Dataset items:
****************************************

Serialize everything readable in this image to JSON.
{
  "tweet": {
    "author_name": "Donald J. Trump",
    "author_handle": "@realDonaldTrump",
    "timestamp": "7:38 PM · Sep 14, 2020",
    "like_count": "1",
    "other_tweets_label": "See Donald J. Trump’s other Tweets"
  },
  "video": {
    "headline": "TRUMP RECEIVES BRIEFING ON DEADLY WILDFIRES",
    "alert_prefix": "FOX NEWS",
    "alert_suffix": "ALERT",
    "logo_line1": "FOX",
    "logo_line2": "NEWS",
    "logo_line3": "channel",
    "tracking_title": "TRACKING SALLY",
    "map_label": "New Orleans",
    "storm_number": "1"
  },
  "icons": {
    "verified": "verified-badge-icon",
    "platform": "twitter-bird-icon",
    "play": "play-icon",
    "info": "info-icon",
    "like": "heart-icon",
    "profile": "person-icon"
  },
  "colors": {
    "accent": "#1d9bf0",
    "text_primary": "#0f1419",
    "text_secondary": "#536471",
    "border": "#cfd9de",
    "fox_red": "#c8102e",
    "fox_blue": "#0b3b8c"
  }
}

****************************************

Word for word, extract all the records.

Serialize everything readable in this image to JSON.
{
  "tweet": {
    "author_name": "Donald J. Trump",
    "author_handle": "@realDonaldTrump",
    "timestamp": "7:38 PM · Sep 14, 2020",
    "like_count": "1",
    "other_tweets_label": "See Donald J. Trump’s other Tweets"
  },
  "video": {
    "headline": "TRUMP RECEIVES BRIEFING ON DEADLY WILDFIRES",
    "alert_prefix": "FOX NEWS",
    "alert_suffix": "ALERT",
    "logo_line1": "FOX",
    "logo_line2": "NEWS",
    "logo_line3": "channel",
    "tracking_title": "TRACKING SALLY",
    "map_label": "New Orleans",
    "storm_number": "1"
  },
  "icons": {
    "verified": "verified-badge-icon",
    "platform": "twitter-bird-icon",
    "play": "play-icon",
    "info": "info-icon",
    "like": "heart-icon",
    "profile": "person-icon"
  },
  "colors": {
    "accent": "#1d9bf0",
    "text_primary": "#0f1419",
    "text_secondary": "#536471",
    "border": "#cfd9de",
    "fox_red": "#c8102e",
    "fox_blue": "#0b3b8c"
  }
}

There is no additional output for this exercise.